Written exercise -> Copy each line below that contains "decision".

#####

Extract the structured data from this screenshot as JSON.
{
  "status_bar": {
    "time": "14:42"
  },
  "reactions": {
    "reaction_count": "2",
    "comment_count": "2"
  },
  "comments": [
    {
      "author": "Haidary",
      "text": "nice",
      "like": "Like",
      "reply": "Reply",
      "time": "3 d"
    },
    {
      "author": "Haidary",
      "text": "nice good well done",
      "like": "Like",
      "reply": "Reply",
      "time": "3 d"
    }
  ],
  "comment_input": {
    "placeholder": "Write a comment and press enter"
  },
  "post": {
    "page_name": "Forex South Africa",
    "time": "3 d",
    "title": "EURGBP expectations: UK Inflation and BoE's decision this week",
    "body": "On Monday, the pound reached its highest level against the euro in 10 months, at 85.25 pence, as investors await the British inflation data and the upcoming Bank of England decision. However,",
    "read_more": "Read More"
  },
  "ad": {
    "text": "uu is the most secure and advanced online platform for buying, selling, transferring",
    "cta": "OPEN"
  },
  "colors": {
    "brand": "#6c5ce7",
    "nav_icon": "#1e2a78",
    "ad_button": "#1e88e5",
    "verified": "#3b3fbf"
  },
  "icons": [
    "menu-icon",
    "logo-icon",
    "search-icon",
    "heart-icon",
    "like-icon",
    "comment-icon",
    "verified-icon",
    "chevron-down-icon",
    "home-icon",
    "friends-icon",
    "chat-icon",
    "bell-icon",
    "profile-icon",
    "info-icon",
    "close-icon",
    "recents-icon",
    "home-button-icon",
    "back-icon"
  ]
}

#####

Result of this task ->
    "title": "EURGBP expectations: UK Inflation and BoE's decision this week",
    "body": "On Monday, the pound reached its highest level against the euro in 10 months, at 85.25 pence, as investors await the British inflation data and the upcoming Bank of England decision. However,",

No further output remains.